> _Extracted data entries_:
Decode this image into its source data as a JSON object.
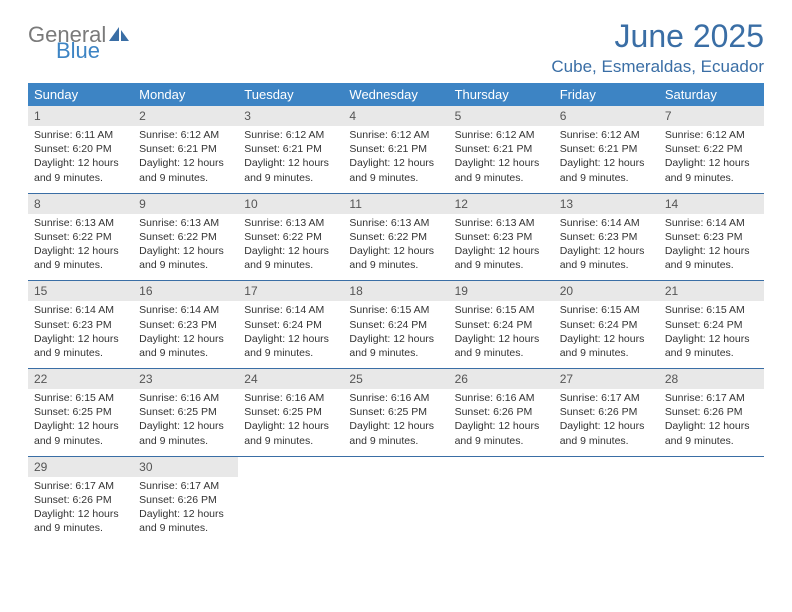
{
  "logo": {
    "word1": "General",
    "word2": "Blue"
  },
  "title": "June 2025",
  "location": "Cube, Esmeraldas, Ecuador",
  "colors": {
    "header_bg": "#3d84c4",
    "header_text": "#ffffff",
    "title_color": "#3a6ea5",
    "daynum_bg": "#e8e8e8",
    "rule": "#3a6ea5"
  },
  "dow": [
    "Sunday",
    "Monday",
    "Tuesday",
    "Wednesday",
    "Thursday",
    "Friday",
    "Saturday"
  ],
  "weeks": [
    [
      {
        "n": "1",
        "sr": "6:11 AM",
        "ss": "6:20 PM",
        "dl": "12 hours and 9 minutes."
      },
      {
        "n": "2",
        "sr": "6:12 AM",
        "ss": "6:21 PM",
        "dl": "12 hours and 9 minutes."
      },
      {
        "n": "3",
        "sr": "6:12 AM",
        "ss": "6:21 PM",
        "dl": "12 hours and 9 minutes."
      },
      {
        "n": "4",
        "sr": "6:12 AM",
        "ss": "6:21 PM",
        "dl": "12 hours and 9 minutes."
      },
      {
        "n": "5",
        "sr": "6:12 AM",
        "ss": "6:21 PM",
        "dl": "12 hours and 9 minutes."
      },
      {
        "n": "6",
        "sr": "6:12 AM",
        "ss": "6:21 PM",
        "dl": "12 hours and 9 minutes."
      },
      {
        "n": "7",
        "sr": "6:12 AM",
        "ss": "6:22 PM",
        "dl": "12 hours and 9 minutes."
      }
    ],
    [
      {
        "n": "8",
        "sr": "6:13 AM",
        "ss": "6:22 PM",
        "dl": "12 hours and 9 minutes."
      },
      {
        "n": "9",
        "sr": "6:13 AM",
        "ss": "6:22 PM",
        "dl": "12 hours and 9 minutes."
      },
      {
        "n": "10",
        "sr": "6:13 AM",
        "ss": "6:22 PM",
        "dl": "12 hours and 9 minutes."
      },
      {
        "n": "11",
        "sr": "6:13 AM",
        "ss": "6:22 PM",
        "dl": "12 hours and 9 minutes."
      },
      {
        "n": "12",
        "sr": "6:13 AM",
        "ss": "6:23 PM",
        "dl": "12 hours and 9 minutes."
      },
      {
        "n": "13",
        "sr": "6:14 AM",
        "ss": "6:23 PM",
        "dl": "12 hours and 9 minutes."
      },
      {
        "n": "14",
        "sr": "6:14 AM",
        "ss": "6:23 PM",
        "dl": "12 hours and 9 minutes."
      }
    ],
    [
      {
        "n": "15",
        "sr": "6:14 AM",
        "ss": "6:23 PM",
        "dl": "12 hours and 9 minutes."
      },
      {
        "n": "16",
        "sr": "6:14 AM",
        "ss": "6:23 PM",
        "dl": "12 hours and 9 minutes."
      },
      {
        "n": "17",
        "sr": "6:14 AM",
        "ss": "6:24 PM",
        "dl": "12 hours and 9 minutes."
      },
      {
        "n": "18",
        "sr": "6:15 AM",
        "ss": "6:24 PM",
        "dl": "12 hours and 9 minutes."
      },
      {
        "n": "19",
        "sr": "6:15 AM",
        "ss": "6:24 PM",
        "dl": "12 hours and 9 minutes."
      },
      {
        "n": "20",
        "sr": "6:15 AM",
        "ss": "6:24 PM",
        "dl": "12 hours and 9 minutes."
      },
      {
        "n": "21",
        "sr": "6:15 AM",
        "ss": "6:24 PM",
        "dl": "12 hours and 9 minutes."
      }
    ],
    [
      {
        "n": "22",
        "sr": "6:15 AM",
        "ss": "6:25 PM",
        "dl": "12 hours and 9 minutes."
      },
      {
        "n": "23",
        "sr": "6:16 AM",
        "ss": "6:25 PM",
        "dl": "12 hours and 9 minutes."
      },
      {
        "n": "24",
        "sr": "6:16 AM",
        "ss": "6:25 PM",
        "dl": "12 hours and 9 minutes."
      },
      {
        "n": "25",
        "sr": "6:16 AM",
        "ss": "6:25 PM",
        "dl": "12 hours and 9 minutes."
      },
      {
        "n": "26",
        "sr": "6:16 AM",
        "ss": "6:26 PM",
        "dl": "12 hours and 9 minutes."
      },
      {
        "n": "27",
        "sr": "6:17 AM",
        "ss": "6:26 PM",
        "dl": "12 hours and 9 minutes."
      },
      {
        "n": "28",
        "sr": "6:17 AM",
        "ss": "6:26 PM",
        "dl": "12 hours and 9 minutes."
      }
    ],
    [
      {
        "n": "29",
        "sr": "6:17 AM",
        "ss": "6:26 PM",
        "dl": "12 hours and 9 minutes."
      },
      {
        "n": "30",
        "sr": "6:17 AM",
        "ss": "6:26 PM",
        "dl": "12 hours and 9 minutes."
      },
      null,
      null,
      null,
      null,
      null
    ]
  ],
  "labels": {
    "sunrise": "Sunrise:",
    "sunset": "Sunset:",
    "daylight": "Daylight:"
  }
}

> _Task statement_: Output all the records, word for word, with no pictures in the copy.

> _Exercise result_:
Decode this image into its source data as a JSON object.
{
  "logo": {
    "word1": "General",
    "word2": "Blue"
  },
  "title": "June 2025",
  "location": "Cube, Esmeraldas, Ecuador",
  "colors": {
    "header_bg": "#3d84c4",
    "header_text": "#ffffff",
    "title_color": "#3a6ea5",
    "daynum_bg": "#e8e8e8",
    "rule": "#3a6ea5"
  },
  "dow": [
    "Sunday",
    "Monday",
    "Tuesday",
    "Wednesday",
    "Thursday",
    "Friday",
    "Saturday"
  ],
  "weeks": [
    [
      {
        "n": "1",
        "sr": "6:11 AM",
        "ss": "6:20 PM",
        "dl": "12 hours and 9 minutes."
      },
      {
        "n": "2",
        "sr": "6:12 AM",
        "ss": "6:21 PM",
        "dl": "12 hours and 9 minutes."
      },
      {
        "n": "3",
        "sr": "6:12 AM",
        "ss": "6:21 PM",
        "dl": "12 hours and 9 minutes."
      },
      {
        "n": "4",
        "sr": "6:12 AM",
        "ss": "6:21 PM",
        "dl": "12 hours and 9 minutes."
      },
      {
        "n": "5",
        "sr": "6:12 AM",
        "ss": "6:21 PM",
        "dl": "12 hours and 9 minutes."
      },
      {
        "n": "6",
        "sr": "6:12 AM",
        "ss": "6:21 PM",
        "dl": "12 hours and 9 minutes."
      },
      {
        "n": "7",
        "sr": "6:12 AM",
        "ss": "6:22 PM",
        "dl": "12 hours and 9 minutes."
      }
    ],
    [
      {
        "n": "8",
        "sr": "6:13 AM",
        "ss": "6:22 PM",
        "dl": "12 hours and 9 minutes."
      },
      {
        "n": "9",
        "sr": "6:13 AM",
        "ss": "6:22 PM",
        "dl": "12 hours and 9 minutes."
      },
      {
        "n": "10",
        "sr": "6:13 AM",
        "ss": "6:22 PM",
        "dl": "12 hours and 9 minutes."
      },
      {
        "n": "11",
        "sr": "6:13 AM",
        "ss": "6:22 PM",
        "dl": "12 hours and 9 minutes."
      },
      {
        "n": "12",
        "sr": "6:13 AM",
        "ss": "6:23 PM",
        "dl": "12 hours and 9 minutes."
      },
      {
        "n": "13",
        "sr": "6:14 AM",
        "ss": "6:23 PM",
        "dl": "12 hours and 9 minutes."
      },
      {
        "n": "14",
        "sr": "6:14 AM",
        "ss": "6:23 PM",
        "dl": "12 hours and 9 minutes."
      }
    ],
    [
      {
        "n": "15",
        "sr": "6:14 AM",
        "ss": "6:23 PM",
        "dl": "12 hours and 9 minutes."
      },
      {
        "n": "16",
        "sr": "6:14 AM",
        "ss": "6:23 PM",
        "dl": "12 hours and 9 minutes."
      },
      {
        "n": "17",
        "sr": "6:14 AM",
        "ss": "6:24 PM",
        "dl": "12 hours and 9 minutes."
      },
      {
        "n": "18",
        "sr": "6:15 AM",
        "ss": "6:24 PM",
        "dl": "12 hours and 9 minutes."
      },
      {
        "n": "19",
        "sr": "6:15 AM",
        "ss": "6:24 PM",
        "dl": "12 hours and 9 minutes."
      },
      {
        "n": "20",
        "sr": "6:15 AM",
        "ss": "6:24 PM",
        "dl": "12 hours and 9 minutes."
      },
      {
        "n": "21",
        "sr": "6:15 AM",
        "ss": "6:24 PM",
        "dl": "12 hours and 9 minutes."
      }
    ],
    [
      {
        "n": "22",
        "sr": "6:15 AM",
        "ss": "6:25 PM",
        "dl": "12 hours and 9 minutes."
      },
      {
        "n": "23",
        "sr": "6:16 AM",
        "ss": "6:25 PM",
        "dl": "12 hours and 9 minutes."
      },
      {
        "n": "24",
        "sr": "6:16 AM",
        "ss": "6:25 PM",
        "dl": "12 hours and 9 minutes."
      },
      {
        "n": "25",
        "sr": "6:16 AM",
        "ss": "6:25 PM",
        "dl": "12 hours and 9 minutes."
      },
      {
        "n": "26",
        "sr": "6:16 AM",
        "ss": "6:26 PM",
        "dl": "12 hours and 9 minutes."
      },
      {
        "n": "27",
        "sr": "6:17 AM",
        "ss": "6:26 PM",
        "dl": "12 hours and 9 minutes."
      },
      {
        "n": "28",
        "sr": "6:17 AM",
        "ss": "6:26 PM",
        "dl": "12 hours and 9 minutes."
      }
    ],
    [
      {
        "n": "29",
        "sr": "6:17 AM",
        "ss": "6:26 PM",
        "dl": "12 hours and 9 minutes."
      },
      {
        "n": "30",
        "sr": "6:17 AM",
        "ss": "6:26 PM",
        "dl": "12 hours and 9 minutes."
      },
      null,
      null,
      null,
      null,
      null
    ]
  ],
  "labels": {
    "sunrise": "Sunrise:",
    "sunset": "Sunset:",
    "daylight": "Daylight:"
  }
}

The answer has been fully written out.